— start PASSAGE GIVEN —

Friday 6 January 2017

Buried Child

by Sam Shepard

seen at the Trafalgar Studios on 5 January 2017

Scott Elliott directs Ed Harris as Dodge and Amy Madigan as his wife Halie in this Gothic horror version of American family life. The two senior actors (also actually husband and wife) are ably supported by Barnaby Kay and Gary Shelford as their sons Tilden and Bradley (the first psychologically damaged and the second one-legged after a possibly self-inflicted chainsaw "accident") and by Jeremy Irvine as Tilden's son Vince and Charlotte Hope as his Californian girlfriend Shelly.

The play is set in the living room inhabited by the decrepit patriarch Dodge - he is on stage coughing and watching TV from his sofa as the audience files in. It is raining and there are leaks being caught in buckets and pans. When the play starts, it is with a peculiar dialogue between Dodge and the unseen Halie who is upstairs preparing herself to go out to meet the local minister. When she finally appears the lack of engagement between the two is acutely underlined as her somewhat faded smartness contrasts with his utter dishevelment.

— end PASSAGE GIVEN —

* REQUIREMENT:
Can you reproduce the review of Buried Child above, word for word and in full?

— start DATA LINES —

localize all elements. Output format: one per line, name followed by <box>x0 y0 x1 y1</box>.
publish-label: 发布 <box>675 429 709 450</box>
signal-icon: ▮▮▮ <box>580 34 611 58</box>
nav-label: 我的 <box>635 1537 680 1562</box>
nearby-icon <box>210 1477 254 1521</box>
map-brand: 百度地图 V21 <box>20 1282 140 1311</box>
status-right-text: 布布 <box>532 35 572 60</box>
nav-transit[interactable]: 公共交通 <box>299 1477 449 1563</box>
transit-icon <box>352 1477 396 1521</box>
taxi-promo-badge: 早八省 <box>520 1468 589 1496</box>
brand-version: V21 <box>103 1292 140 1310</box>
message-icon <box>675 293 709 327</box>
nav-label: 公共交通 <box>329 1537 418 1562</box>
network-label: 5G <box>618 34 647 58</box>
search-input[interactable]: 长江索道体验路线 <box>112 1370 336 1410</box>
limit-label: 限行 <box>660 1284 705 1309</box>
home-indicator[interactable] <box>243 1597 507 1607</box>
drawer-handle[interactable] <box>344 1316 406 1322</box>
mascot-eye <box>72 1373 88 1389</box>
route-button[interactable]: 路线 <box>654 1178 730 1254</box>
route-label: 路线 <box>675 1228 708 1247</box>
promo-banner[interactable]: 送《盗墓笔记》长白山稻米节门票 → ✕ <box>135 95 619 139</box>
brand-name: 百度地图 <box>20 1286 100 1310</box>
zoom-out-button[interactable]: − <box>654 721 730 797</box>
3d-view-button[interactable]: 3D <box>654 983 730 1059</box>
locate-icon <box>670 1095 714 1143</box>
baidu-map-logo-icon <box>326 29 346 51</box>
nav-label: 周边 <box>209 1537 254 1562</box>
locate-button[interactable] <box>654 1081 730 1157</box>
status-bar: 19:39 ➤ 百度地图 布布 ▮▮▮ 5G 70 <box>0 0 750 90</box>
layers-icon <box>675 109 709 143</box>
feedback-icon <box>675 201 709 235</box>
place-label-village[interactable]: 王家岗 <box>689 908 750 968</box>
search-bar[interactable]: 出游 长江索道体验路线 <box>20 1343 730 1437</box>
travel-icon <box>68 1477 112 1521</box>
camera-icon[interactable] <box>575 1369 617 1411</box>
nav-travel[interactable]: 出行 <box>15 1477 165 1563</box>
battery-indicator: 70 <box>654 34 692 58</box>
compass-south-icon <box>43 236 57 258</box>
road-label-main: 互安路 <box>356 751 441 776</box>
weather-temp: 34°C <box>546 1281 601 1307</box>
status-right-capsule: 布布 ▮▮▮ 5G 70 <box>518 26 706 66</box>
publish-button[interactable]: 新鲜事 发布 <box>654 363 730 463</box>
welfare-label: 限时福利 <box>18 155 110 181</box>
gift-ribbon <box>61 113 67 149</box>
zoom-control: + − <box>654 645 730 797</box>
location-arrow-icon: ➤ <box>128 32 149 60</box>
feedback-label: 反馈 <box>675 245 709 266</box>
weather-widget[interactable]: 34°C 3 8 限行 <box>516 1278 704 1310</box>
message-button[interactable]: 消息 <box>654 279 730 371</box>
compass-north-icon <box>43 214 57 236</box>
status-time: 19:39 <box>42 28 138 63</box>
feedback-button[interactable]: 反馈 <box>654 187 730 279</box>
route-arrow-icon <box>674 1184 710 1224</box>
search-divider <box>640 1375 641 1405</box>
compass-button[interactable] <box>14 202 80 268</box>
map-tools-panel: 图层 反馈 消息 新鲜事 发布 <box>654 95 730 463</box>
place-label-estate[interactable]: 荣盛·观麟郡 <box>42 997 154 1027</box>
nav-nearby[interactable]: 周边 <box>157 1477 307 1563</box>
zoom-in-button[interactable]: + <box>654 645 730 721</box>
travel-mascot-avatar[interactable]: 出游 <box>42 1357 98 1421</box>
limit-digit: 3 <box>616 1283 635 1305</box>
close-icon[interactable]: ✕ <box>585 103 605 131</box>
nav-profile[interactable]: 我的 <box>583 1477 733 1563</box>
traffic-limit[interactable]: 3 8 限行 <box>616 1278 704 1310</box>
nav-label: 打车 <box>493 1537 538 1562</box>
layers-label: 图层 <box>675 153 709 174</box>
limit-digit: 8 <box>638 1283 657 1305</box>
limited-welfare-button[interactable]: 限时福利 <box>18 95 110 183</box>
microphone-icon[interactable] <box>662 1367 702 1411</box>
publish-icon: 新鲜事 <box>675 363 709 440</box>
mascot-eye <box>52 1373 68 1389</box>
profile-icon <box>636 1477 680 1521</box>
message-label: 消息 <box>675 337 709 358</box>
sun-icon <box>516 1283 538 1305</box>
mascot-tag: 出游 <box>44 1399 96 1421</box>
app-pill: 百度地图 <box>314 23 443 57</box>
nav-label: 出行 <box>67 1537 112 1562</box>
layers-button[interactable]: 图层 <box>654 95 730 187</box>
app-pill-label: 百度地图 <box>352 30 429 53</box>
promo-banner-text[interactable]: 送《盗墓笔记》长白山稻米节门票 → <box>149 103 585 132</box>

— end DATA LINES —

* ANSWER FOR THE TASK:
Friday 6 January 2017

Buried Child

by Sam Shepard

seen at the Trafalgar Studios on 5 January 2017

Scott Elliott directs Ed Harris as Dodge and Amy Madigan as his wife Halie in this Gothic horror version of American family life. The two senior actors (also actually husband and wife) are ably supported by Barnaby Kay and Gary Shelford as their sons Tilden and Bradley (the first psychologically damaged and the second one-legged after a possibly self-inflicted chainsaw "accident") and by Jeremy Irvine as Tilden's son Vince and Charlotte Hope as his Californian girlfriend Shelly.

The play is set in the living room inhabited by the decrepit patriarch Dodge - he is on stage coughing and watching TV from his sofa as the audience files in. It is raining and there are leaks being caught in buckets and pans. When the play starts, it is with a peculiar dialogue between Dodge and the unseen Halie who is upstairs preparing herself to go out to meet the local minister. When she finally appears the lack of engagement between the two is acutely underlined as her somewhat faded smartness contrasts with his utter dishevelment.